[STATED TASK]: Repeat exactly the lines below from the line that contains "What does this" to the last line, inclusive, without the pictures.

[DATASET EXCERPTS]:
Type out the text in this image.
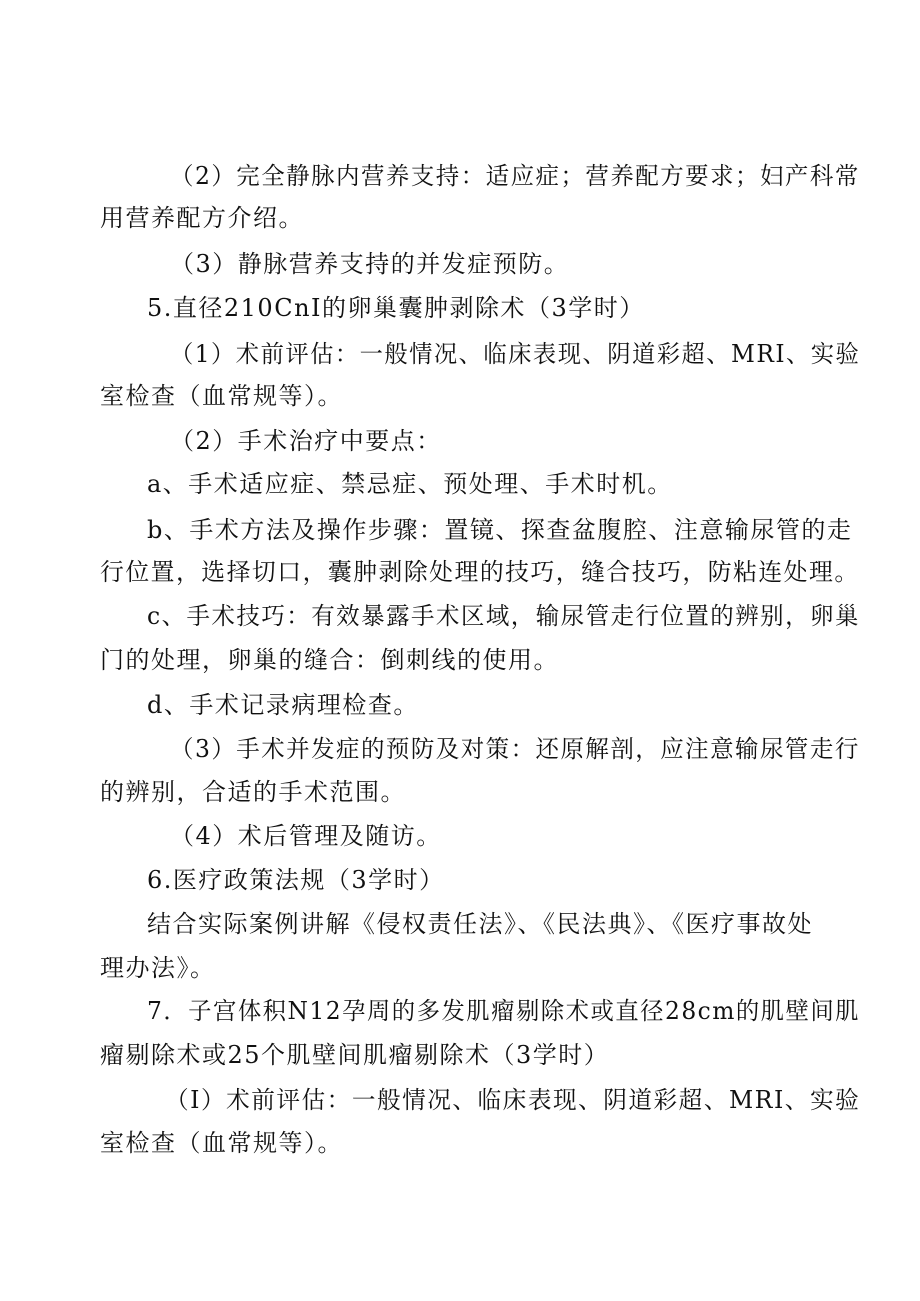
（2）完全静脉内营养支持：适应症；营养配方要求；妇产科常
用营养配方介绍。
（3）静脉营养支持的并发症预防。
5.直径210CnI的卵巢囊肿剥除术（3学时）
（1）术前评估：一般情况、临床表现、阴道彩超、MRI、实验
室检查（血常规等）。
（2）手术治疗中要点：
a、手术适应症、禁忌症、预处理、手术时机。
b、手术方法及操作步骤：置镜、探查盆腹腔、注意输尿管的走
行位置，选择切口，囊肿剥除处理的技巧，缝合技巧，防粘连处理。
c、手术技巧：有效暴露手术区域，输尿管走行位置的辨别，卵巢
门的处理，卵巢的缝合：倒刺线的使用。
d、手术记录病理检查。
（3）手术并发症的预防及对策：还原解剖，应注意输尿管走行
的辨别，合适的手术范围。
（4）术后管理及随访。
6.医疗政策法规（3学时）
结合实际案例讲解《侵权责任法》、《民法典》、《医疗事故处
理办法》。
7．子宫体积N12孕周的多发肌瘤剔除术或直径28cm的肌壁间肌
瘤剔除术或25个肌壁间肌瘤剔除术（3学时）
（I）术前评估：一般情况、临床表现、阴道彩超、MRI、实验
室检查（血常规等）。
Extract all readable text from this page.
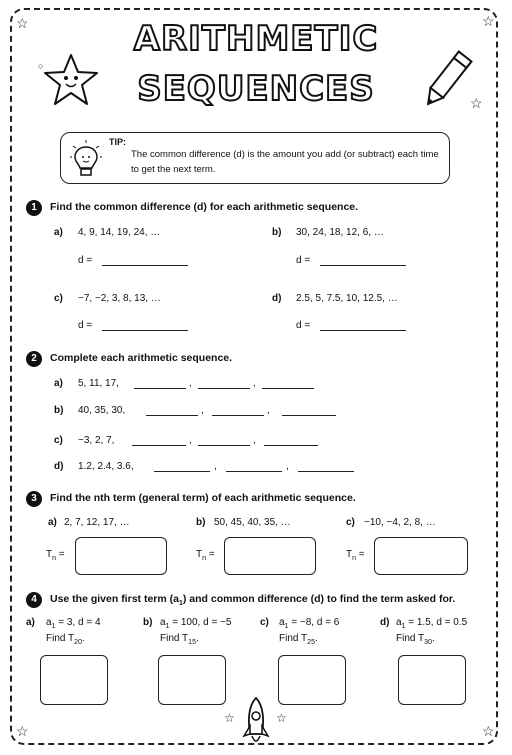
☆	☆
☆
☆	☆
○
☆	☆
ARITHMETIC
SEQUENCES
TIP:
The common difference (d) is the amount you add (or subtract) each time to get the next term.
1	Find the common difference (d) for each arithmetic sequence.
a) 4, 9, 14, 19, 24, …
d =
b) 30, 24, 18, 12, 6, …
d =
c) −7, −2, 3, 8, 13, …
d =
d) 2.5, 5, 7.5, 10, 12.5, …
d =
2	Complete each arithmetic sequence.
a) 5, 11, 17,	,	,
b) 40, 35, 30,	,	,
c) −3, 2, 7,	,	,
d) 1.2, 2.4, 3.6,	,	,
3	Find the nth term (general term) of each arithmetic sequence.
a) 2, 7, 12, 17, …
$T_n$ =
b) 50, 45, 40, 35, …
$T_n$ =
c) −10, −4, 2, 8, …
$T_n$ =
4	Use the given first term $(a_1)$ and common difference (d) to find the term asked for.
a) $a_1 = 3$, d = 4
Find $T_{20}$.
b) $a_1 = 100$, d = −5
Find $T_{15}$.
c) $a_1 = -8$, d = 6
Find $T_{25}$.
d) $a_1 = 1.5$, d = 0.5
Find $T_{30}$.
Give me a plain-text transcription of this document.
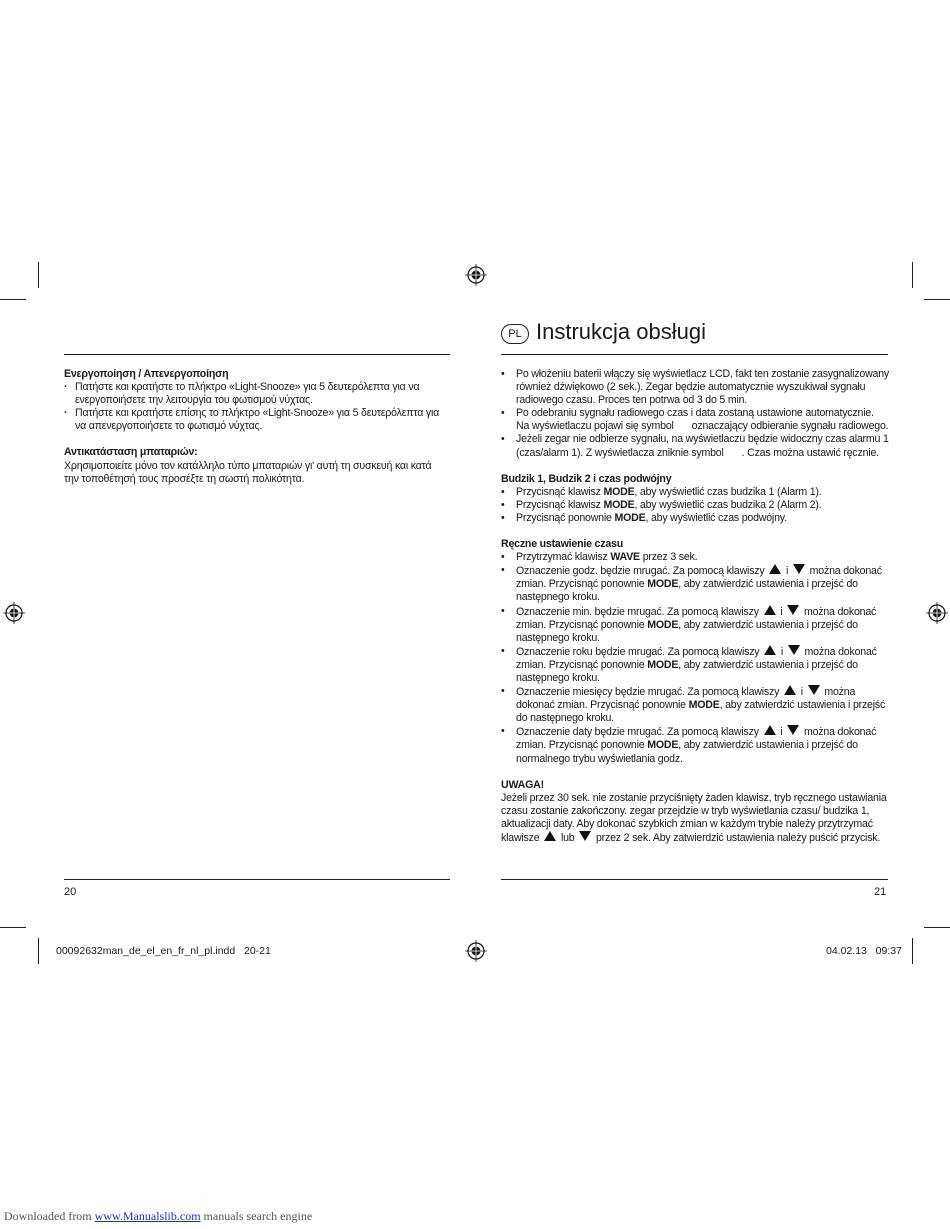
PL Instrukcja obsługi

Ενεργοποίηση / Απενεργοποίηση

· Πατήστε και κρατήστε το πλήκτρο «Light-Snooze» για 5 δευτερόλεπτα για να ενεργοποιήσετε την λειτουργία του φωτισμού νύχτας.
· Πατήστε και κρατήστε επίσης το πλήκτρο «Light-Snooze» για 5 δευτερόλεπτα για να απενεργοποιήσετε το φωτισμό νύχτας.

Αντικατάσταση μπαταριών:

Χρησιμοποιείτε μόνο τον κατάλληλο τύπο μπαταριών γι' αυτή τη συσκευή και κατά την τοποθέτησή τους προσέξτε τη σωστή πολικότητα.

• Po włożeniu baterii włączy się wyświetlacz LCD, fakt ten zostanie zasygnalizowany również dźwiękowo (2 sek.). Zegar będzie automatycznie wyszukiwał sygnału radiowego czasu. Proces ten potrwa od 3 do 5 min.
• Po odebraniu sygnału radiowego czas i data zostaną ustawione automatycznie. Na wyświetlaczu pojawi się symbol oznaczający odbieranie sygnału radiowego.
• Jeżeli zegar nie odbierze sygnału, na wyświetlaczu będzie widoczny czas alarmu 1 (czas/alarm 1). Z wyświetlacza zniknie symbol . Czas można ustawić ręcznie.

Budzik 1, Budzik 2 i czas podwójny

• Przycisnąć klawisz MODE, aby wyświetlić czas budzika 1 (Alarm 1).
• Przycisnąć klawisz MODE, aby wyświetlić czas budzika 2 (Alarm 2).
• Przycisnąć ponownie MODE, aby wyświetlić czas podwójny.

Ręczne ustawienie czasu

• Przytrzymać klawisz WAVE przez 3 sek.
• Oznaczenie godz. będzie mrugać. Za pomocą klawiszy i można dokonać zmian. Przycisnąć ponownie MODE, aby zatwierdzić ustawienia i przejść do następnego kroku.
• Oznaczenie min. będzie mrugać. Za pomocą klawiszy i można dokonać zmian. Przycisnąć ponownie MODE, aby zatwierdzić ustawienia i przejść do następnego kroku.
• Oznaczenie roku będzie mrugać. Za pomocą klawiszy i można dokonać zmian. Przycisnąć ponownie MODE, aby zatwierdzić ustawienia i przejść do następnego kroku.
• Oznaczenie miesięcy będzie mrugać. Za pomocą klawiszy i można dokonać zmian. Przycisnąć ponownie MODE, aby zatwierdzić ustawienia i przejść do następnego kroku.
• Oznaczenie daty będzie mrugać. Za pomocą klawiszy i można dokonać zmian. Przycisnąć ponownie MODE, aby zatwierdzić ustawienia i przejść do normalnego trybu wyświetlania godz.

UWAGA!

Jeżeli przez 30 sek. nie zostanie przyciśnięty żaden klawisz, tryb ręcznego ustawiania czasu zostanie zakończony. zegar przejdzie w tryb wyświetlania czasu/ budzika 1, aktualizacji daty. Aby dokonać szybkich zmian w każdym trybie należy przytrzymać klawisze lub przez 2 sek. Aby zatwierdzić ustawienia należy puścić przycisk.

20	21
00092632man_de_el_en_fr_nl_pl.indd   20-21	04.02.13   09:37
Downloaded from www.Manualslib.com manuals search engine
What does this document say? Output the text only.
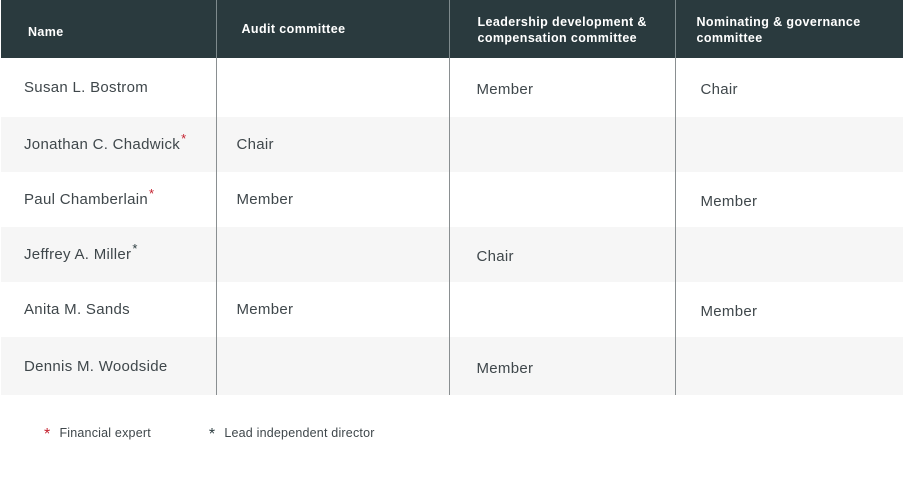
Name	Audit committee	Leadership development &
compensation committee	Nominating & governance
committee
Susan L. Bostrom		Member	Chair
Jonathan C. Chadwick*	Chair		
Paul Chamberlain*	Member		Member
Jeffrey A. Miller*		Chair	
Anita M. Sands	Member		Member
Dennis M. Woodside		Member	
* Financial expert	* Lead independent director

[TASK RESULT]:
What does this document say? Output the text only.
Name	Audit committee	Leadership development &
compensation committee	Nominating & governance
committee
Susan L. Bostrom		Member	Chair
Jonathan C. Chadwick*	Chair		
Paul Chamberlain*	Member		Member
Jeffrey A. Miller*		Chair	
Anita M. Sands	Member		Member
Dennis M. Woodside		Member	
* Financial expert	* Lead independent director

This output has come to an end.